> [Record list]
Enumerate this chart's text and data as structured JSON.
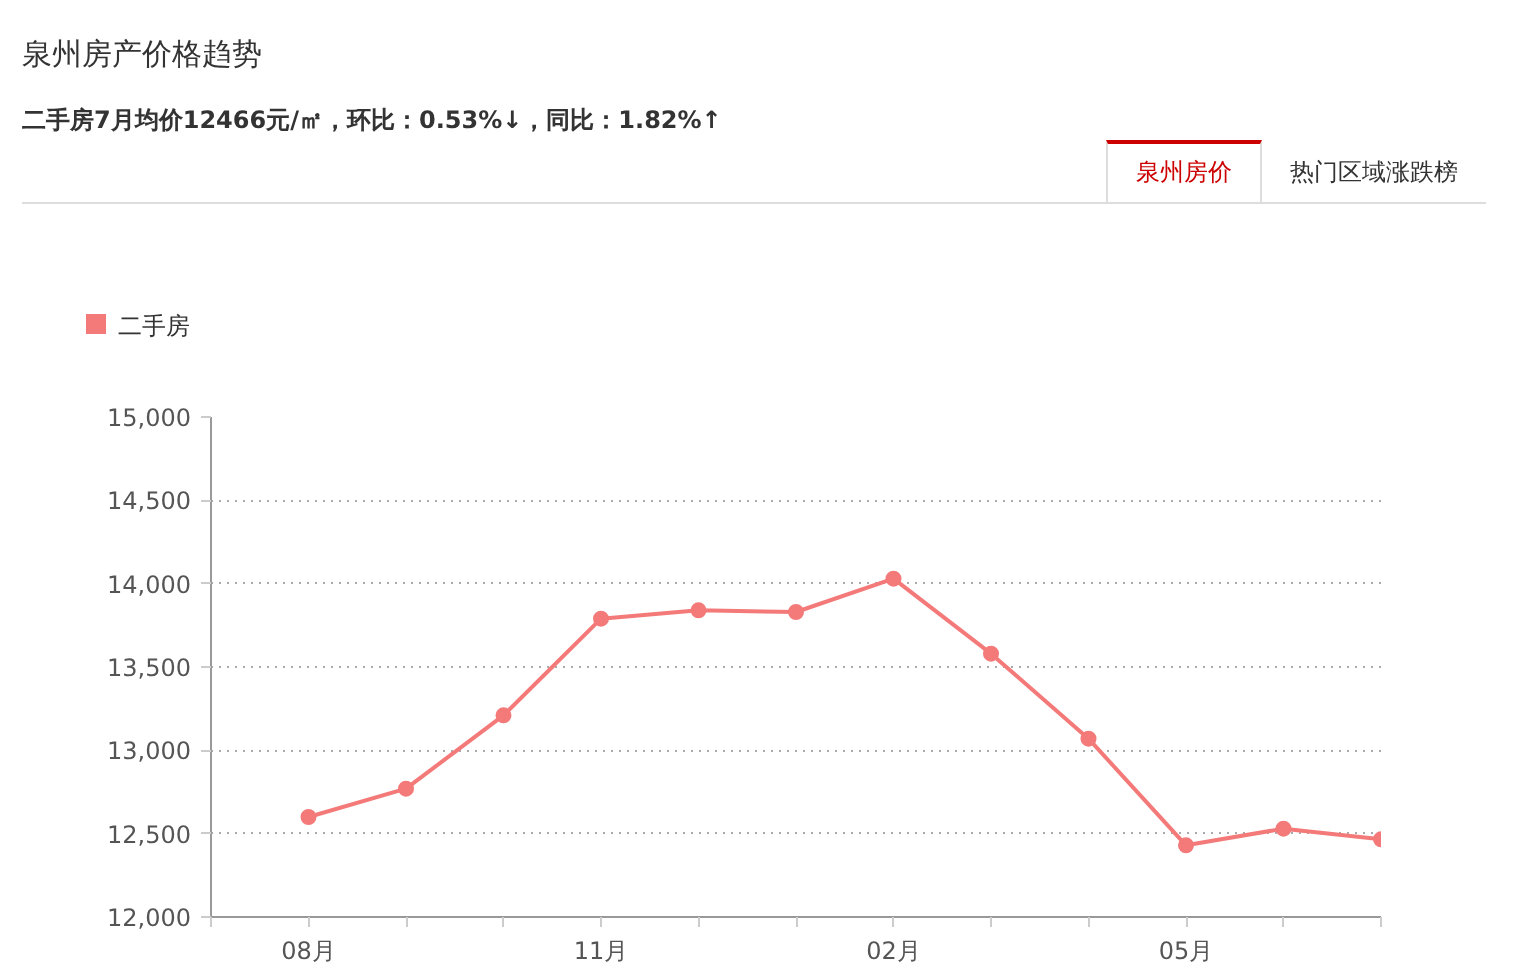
{
  "chart_data": {
    "type": "line",
    "title": "泉州房产价格趋势",
    "subtitle": "二手房7月均价12466元/㎡，环比：0.53%↓，同比：1.82%↑",
    "annotations": [
      "泉州房价",
      "热门区域涨跌榜"
    ],
    "categories": [
      "08月",
      null,
      null,
      "11月",
      null,
      null,
      "02月",
      null,
      null,
      "05月",
      null,
      null
    ],
    "series": [
      {
        "name": "二手房",
        "color": "#f47a7a",
        "values": [
          12600,
          12770,
          13210,
          13790,
          13840,
          13830,
          14030,
          13580,
          13070,
          12430,
          12530,
          12466
        ]
      }
    ],
    "ylim": [
      12000,
      15000
    ],
    "yticks": [
      {
        "value": 12000,
        "label": "12,000"
      },
      {
        "value": 12500,
        "label": "12,500"
      },
      {
        "value": 13000,
        "label": "13,000"
      },
      {
        "value": 13500,
        "label": "13,500"
      },
      {
        "value": 14000,
        "label": "14,000"
      },
      {
        "value": 14500,
        "label": "14,500"
      },
      {
        "value": 15000,
        "label": "15,000"
      }
    ],
    "grid": "y",
    "legend": "top left",
    "marker": "circle",
    "line_style": "solid"
  }
}
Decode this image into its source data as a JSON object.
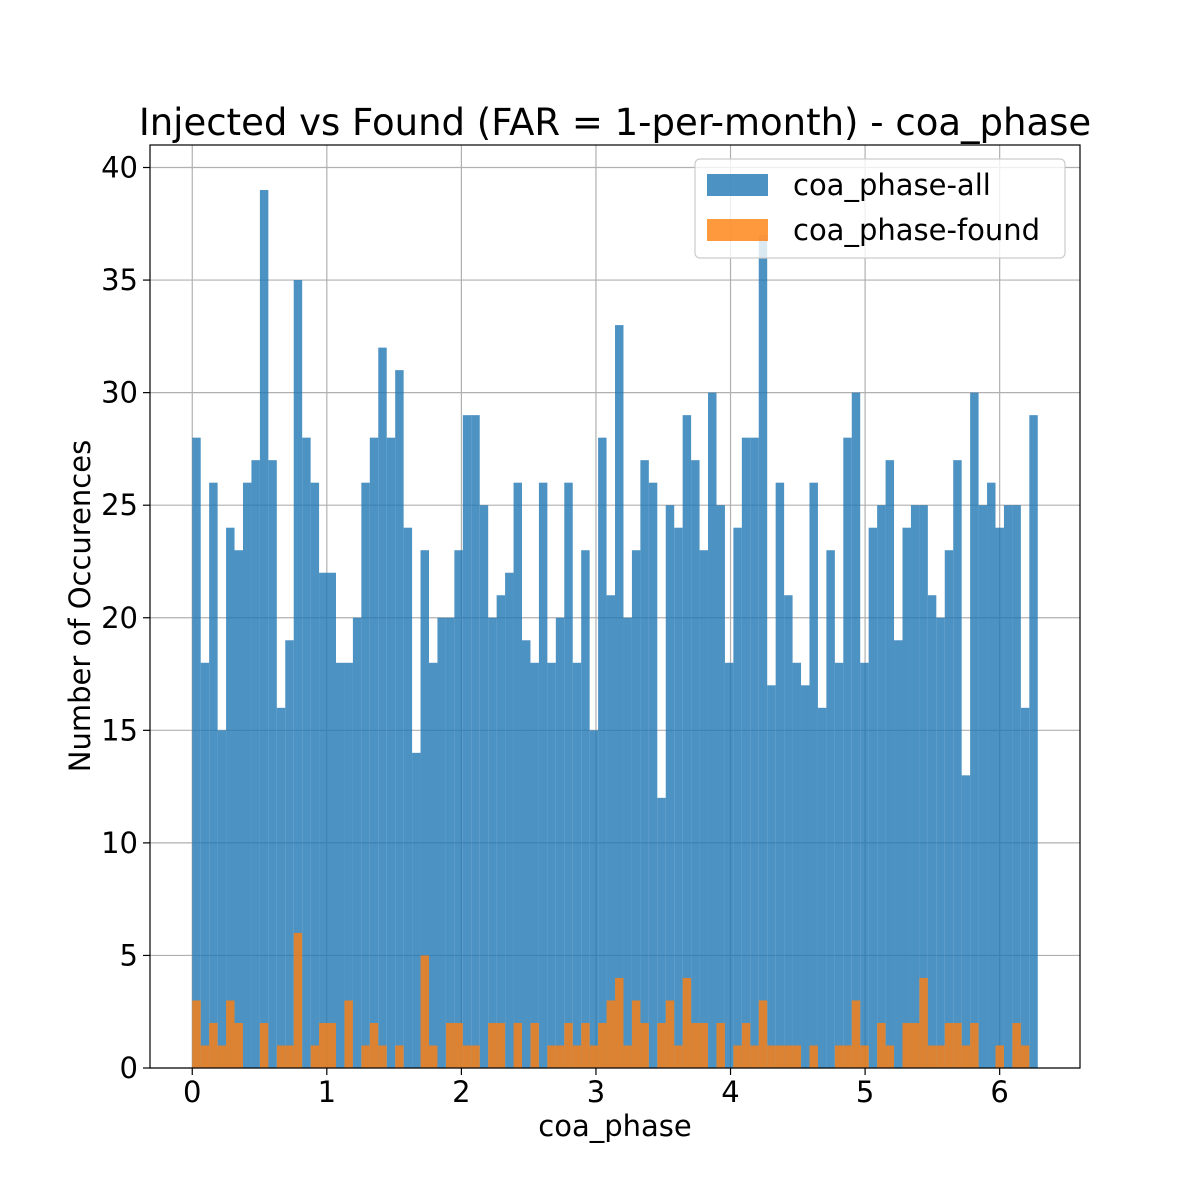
{
  "chart_data": {
    "type": "bar",
    "title": "Injected vs Found (FAR = 1-per-month) - coa_phase",
    "xlabel": "coa_phase",
    "ylabel": "Number of Occurences",
    "xlim": [
      -0.314,
      6.597
    ],
    "ylim": [
      0,
      41
    ],
    "xticks": [
      0,
      1,
      2,
      3,
      4,
      5,
      6
    ],
    "yticks": [
      0,
      5,
      10,
      15,
      20,
      25,
      30,
      35,
      40
    ],
    "grid": true,
    "legend_position": "upper right",
    "bin_start": 0,
    "bin_end": 6.2832,
    "series": [
      {
        "name": "coa_phase-all",
        "color": "#1f77b4",
        "opacity": 0.8,
        "values": [
          28,
          18,
          26,
          15,
          24,
          23,
          26,
          27,
          39,
          27,
          16,
          19,
          35,
          28,
          26,
          22,
          22,
          18,
          18,
          20,
          26,
          28,
          32,
          28,
          31,
          24,
          14,
          23,
          18,
          20,
          20,
          23,
          29,
          29,
          25,
          20,
          21,
          22,
          26,
          19,
          18,
          26,
          18,
          20,
          26,
          18,
          23,
          15,
          28,
          21,
          33,
          20,
          23,
          27,
          26,
          12,
          25,
          24,
          29,
          27,
          23,
          30,
          25,
          18,
          24,
          28,
          28,
          37,
          17,
          26,
          21,
          18,
          17,
          26,
          16,
          23,
          18,
          28,
          30,
          18,
          24,
          25,
          27,
          19,
          24,
          25,
          25,
          21,
          20,
          23,
          27,
          13,
          30,
          25,
          26,
          24,
          25,
          25,
          16,
          29
        ]
      },
      {
        "name": "coa_phase-found",
        "color": "#ff7f0e",
        "opacity": 0.8,
        "values": [
          3,
          1,
          2,
          1,
          3,
          2,
          0,
          0,
          2,
          0,
          1,
          1,
          6,
          0,
          1,
          2,
          2,
          0,
          3,
          0,
          1,
          2,
          1,
          0,
          1,
          0,
          0,
          5,
          1,
          0,
          2,
          2,
          1,
          1,
          0,
          2,
          2,
          0,
          2,
          0,
          2,
          0,
          1,
          1,
          2,
          1,
          2,
          1,
          2,
          3,
          4,
          1,
          3,
          2,
          0,
          2,
          3,
          1,
          4,
          2,
          2,
          0,
          2,
          0,
          1,
          2,
          1,
          3,
          1,
          1,
          1,
          1,
          0,
          1,
          0,
          0,
          1,
          1,
          3,
          1,
          0,
          2,
          1,
          0,
          2,
          2,
          4,
          1,
          1,
          2,
          2,
          1,
          2,
          0,
          0,
          1,
          0,
          2,
          1,
          0
        ]
      }
    ]
  }
}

> [Given request] Reproduce each line of the material containing the word "color".

> [Output]
        "color": "#f47a7a",
        "color": "#1f77b4",
        "color": "#ff7f0e",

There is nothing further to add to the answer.